> _Prompt_
Quote the whole listing word for word, please.

> _Available data_
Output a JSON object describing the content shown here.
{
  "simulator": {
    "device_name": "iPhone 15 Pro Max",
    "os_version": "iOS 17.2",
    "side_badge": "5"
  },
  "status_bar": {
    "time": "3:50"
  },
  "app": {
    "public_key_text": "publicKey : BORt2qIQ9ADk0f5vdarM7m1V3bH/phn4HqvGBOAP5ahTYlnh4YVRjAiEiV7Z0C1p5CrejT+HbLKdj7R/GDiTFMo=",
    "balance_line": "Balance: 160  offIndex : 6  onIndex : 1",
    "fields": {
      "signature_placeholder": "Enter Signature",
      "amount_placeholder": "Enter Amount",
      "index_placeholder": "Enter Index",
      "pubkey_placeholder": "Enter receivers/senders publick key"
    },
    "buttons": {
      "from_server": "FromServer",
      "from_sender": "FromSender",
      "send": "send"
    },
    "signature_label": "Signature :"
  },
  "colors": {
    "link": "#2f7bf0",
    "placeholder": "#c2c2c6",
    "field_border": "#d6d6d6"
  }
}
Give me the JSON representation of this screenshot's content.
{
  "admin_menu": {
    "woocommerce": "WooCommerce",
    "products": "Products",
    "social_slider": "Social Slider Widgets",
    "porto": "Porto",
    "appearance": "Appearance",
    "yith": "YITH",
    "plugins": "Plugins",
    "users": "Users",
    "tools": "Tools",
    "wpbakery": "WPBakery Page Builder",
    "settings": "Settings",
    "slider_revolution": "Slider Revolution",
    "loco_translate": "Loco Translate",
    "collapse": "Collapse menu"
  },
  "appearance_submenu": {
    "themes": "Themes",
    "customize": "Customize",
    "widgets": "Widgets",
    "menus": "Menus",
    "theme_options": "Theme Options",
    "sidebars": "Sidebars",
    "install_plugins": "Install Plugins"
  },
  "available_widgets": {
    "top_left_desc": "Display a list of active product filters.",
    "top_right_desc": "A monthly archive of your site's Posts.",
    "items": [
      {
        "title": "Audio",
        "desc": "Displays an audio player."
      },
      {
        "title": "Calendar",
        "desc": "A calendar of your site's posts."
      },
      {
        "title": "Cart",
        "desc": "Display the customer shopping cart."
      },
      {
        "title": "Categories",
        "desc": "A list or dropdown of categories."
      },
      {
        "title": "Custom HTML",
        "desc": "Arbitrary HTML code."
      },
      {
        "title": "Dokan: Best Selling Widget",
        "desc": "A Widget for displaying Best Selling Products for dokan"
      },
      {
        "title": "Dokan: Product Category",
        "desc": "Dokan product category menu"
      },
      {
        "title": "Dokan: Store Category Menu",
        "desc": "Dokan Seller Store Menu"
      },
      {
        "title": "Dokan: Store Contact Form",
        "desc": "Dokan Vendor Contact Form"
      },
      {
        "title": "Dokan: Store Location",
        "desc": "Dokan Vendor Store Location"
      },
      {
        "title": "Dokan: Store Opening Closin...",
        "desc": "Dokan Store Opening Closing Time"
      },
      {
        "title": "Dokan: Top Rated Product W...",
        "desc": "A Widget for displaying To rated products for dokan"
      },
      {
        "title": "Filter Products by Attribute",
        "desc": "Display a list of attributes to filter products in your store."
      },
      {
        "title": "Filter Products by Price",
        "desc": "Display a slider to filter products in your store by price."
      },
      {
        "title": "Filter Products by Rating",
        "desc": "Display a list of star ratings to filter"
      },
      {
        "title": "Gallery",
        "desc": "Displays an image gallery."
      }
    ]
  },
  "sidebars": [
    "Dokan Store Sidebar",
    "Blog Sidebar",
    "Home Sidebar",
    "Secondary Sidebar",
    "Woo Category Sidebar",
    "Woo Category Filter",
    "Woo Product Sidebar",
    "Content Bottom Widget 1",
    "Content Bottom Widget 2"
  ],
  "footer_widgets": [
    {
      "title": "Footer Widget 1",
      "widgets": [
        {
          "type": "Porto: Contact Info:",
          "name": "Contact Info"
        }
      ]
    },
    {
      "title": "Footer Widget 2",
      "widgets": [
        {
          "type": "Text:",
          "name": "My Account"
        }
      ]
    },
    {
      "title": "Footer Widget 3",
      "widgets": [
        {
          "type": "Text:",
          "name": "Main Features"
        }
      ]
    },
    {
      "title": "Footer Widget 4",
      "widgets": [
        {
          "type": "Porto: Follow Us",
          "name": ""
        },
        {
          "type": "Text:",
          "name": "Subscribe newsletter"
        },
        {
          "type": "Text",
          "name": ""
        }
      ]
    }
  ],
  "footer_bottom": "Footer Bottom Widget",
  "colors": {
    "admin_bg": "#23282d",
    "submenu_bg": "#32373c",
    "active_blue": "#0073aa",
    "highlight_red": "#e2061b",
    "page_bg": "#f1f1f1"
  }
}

> _Answer to this task_
Output a JSON object describing the content shown here.
{
  "simulator": {
    "device_name": "iPhone 15 Pro Max",
    "os_version": "iOS 17.2",
    "side_badge": "5"
  },
  "status_bar": {
    "time": "3:50"
  },
  "app": {
    "public_key_text": "publicKey : BORt2qIQ9ADk0f5vdarM7m1V3bH/phn4HqvGBOAP5ahTYlnh4YVRjAiEiV7Z0C1p5CrejT+HbLKdj7R/GDiTFMo=",
    "balance_line": "Balance: 160  offIndex : 6  onIndex : 1",
    "fields": {
      "signature_placeholder": "Enter Signature",
      "amount_placeholder": "Enter Amount",
      "index_placeholder": "Enter Index",
      "pubkey_placeholder": "Enter receivers/senders publick key"
    },
    "buttons": {
      "from_server": "FromServer",
      "from_sender": "FromSender",
      "send": "send"
    },
    "signature_label": "Signature :"
  },
  "colors": {
    "link": "#2f7bf0",
    "placeholder": "#c2c2c6",
    "field_border": "#d6d6d6"
  }
}
Give me the JSON representation of this screenshot's content.
{
  "admin_menu": {
    "woocommerce": "WooCommerce",
    "products": "Products",
    "social_slider": "Social Slider Widgets",
    "porto": "Porto",
    "appearance": "Appearance",
    "yith": "YITH",
    "plugins": "Plugins",
    "users": "Users",
    "tools": "Tools",
    "wpbakery": "WPBakery Page Builder",
    "settings": "Settings",
    "slider_revolution": "Slider Revolution",
    "loco_translate": "Loco Translate",
    "collapse": "Collapse menu"
  },
  "appearance_submenu": {
    "themes": "Themes",
    "customize": "Customize",
    "widgets": "Widgets",
    "menus": "Menus",
    "theme_options": "Theme Options",
    "sidebars": "Sidebars",
    "install_plugins": "Install Plugins"
  },
  "available_widgets": {
    "top_left_desc": "Display a list of active product filters.",
    "top_right_desc": "A monthly archive of your site's Posts.",
    "items": [
      {
        "title": "Audio",
        "desc": "Displays an audio player."
      },
      {
        "title": "Calendar",
        "desc": "A calendar of your site's posts."
      },
      {
        "title": "Cart",
        "desc": "Display the customer shopping cart."
      },
      {
        "title": "Categories",
        "desc": "A list or dropdown of categories."
      },
      {
        "title": "Custom HTML",
        "desc": "Arbitrary HTML code."
      },
      {
        "title": "Dokan: Best Selling Widget",
        "desc": "A Widget for displaying Best Selling Products for dokan"
      },
      {
        "title": "Dokan: Product Category",
        "desc": "Dokan product category menu"
      },
      {
        "title": "Dokan: Store Category Menu",
        "desc": "Dokan Seller Store Menu"
      },
      {
        "title": "Dokan: Store Contact Form",
        "desc": "Dokan Vendor Contact Form"
      },
      {
        "title": "Dokan: Store Location",
        "desc": "Dokan Vendor Store Location"
      },
      {
        "title": "Dokan: Store Opening Closin...",
        "desc": "Dokan Store Opening Closing Time"
      },
      {
        "title": "Dokan: Top Rated Product W...",
        "desc": "A Widget for displaying To rated products for dokan"
      },
      {
        "title": "Filter Products by Attribute",
        "desc": "Display a list of attributes to filter products in your store."
      },
      {
        "title": "Filter Products by Price",
        "desc": "Display a slider to filter products in your store by price."
      },
      {
        "title": "Filter Products by Rating",
        "desc": "Display a list of star ratings to filter"
      },
      {
        "title": "Gallery",
        "desc": "Displays an image gallery."
      }
    ]
  },
  "sidebars": [
    "Dokan Store Sidebar",
    "Blog Sidebar",
    "Home Sidebar",
    "Secondary Sidebar",
    "Woo Category Sidebar",
    "Woo Category Filter",
    "Woo Product Sidebar",
    "Content Bottom Widget 1",
    "Content Bottom Widget 2"
  ],
  "footer_widgets": [
    {
      "title": "Footer Widget 1",
      "widgets": [
        {
          "type": "Porto: Contact Info:",
          "name": "Contact Info"
        }
      ]
    },
    {
      "title": "Footer Widget 2",
      "widgets": [
        {
          "type": "Text:",
          "name": "My Account"
        }
      ]
    },
    {
      "title": "Footer Widget 3",
      "widgets": [
        {
          "type": "Text:",
          "name": "Main Features"
        }
      ]
    },
    {
      "title": "Footer Widget 4",
      "widgets": [
        {
          "type": "Porto: Follow Us",
          "name": ""
        },
        {
          "type": "Text:",
          "name": "Subscribe newsletter"
        },
        {
          "type": "Text",
          "name": ""
        }
      ]
    }
  ],
  "footer_bottom": "Footer Bottom Widget",
  "colors": {
    "admin_bg": "#23282d",
    "submenu_bg": "#32373c",
    "active_blue": "#0073aa",
    "highlight_red": "#e2061b",
    "page_bg": "#f1f1f1"
  }
}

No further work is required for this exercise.